— Begin The data —

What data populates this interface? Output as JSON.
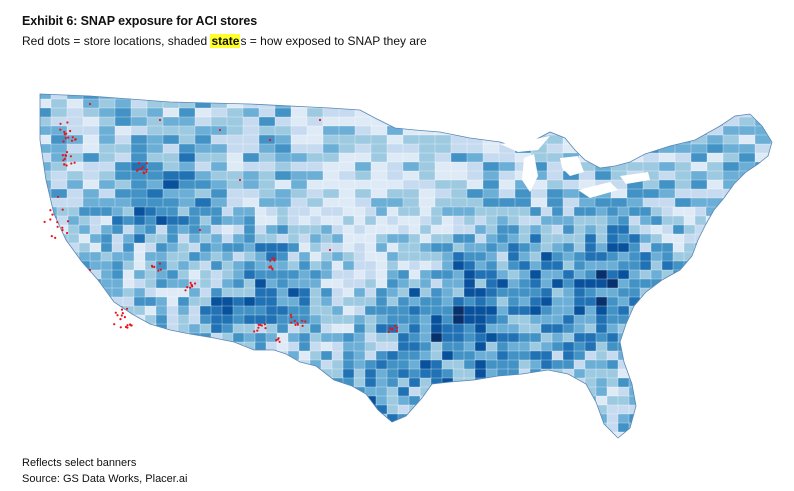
{
  "exhibit": {
    "title": "Exhibit 6: SNAP exposure for ACI stores",
    "subtitle_before": "Red dots = store locations, shaded ",
    "subtitle_highlight": "state",
    "subtitle_after": "s = how exposed to SNAP they are"
  },
  "map": {
    "region": "Contiguous United States",
    "fill_palette": [
      "#deebf7",
      "#c6dbef",
      "#9ecae1",
      "#6baed6",
      "#4292c6",
      "#2171b5",
      "#08519c",
      "#08306b"
    ],
    "store_dot_color": "#e8141a",
    "store_clusters": [
      "Seattle",
      "Portland",
      "Boise",
      "Northern California",
      "Los Angeles",
      "Las Vegas",
      "Phoenix",
      "Albuquerque",
      "Denver",
      "Dallas",
      "El Paso"
    ]
  },
  "footer": {
    "note": "Reflects select banners",
    "source": "Source: GS Data Works, Placer.ai"
  }
}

— End The data —

> What to do
Extract each line from the entries above that contains the string "SNAP".

> Task solution
    "title": "Exhibit 6: SNAP exposure for ACI stores",
    "subtitle_after": "s = how exposed to SNAP they are"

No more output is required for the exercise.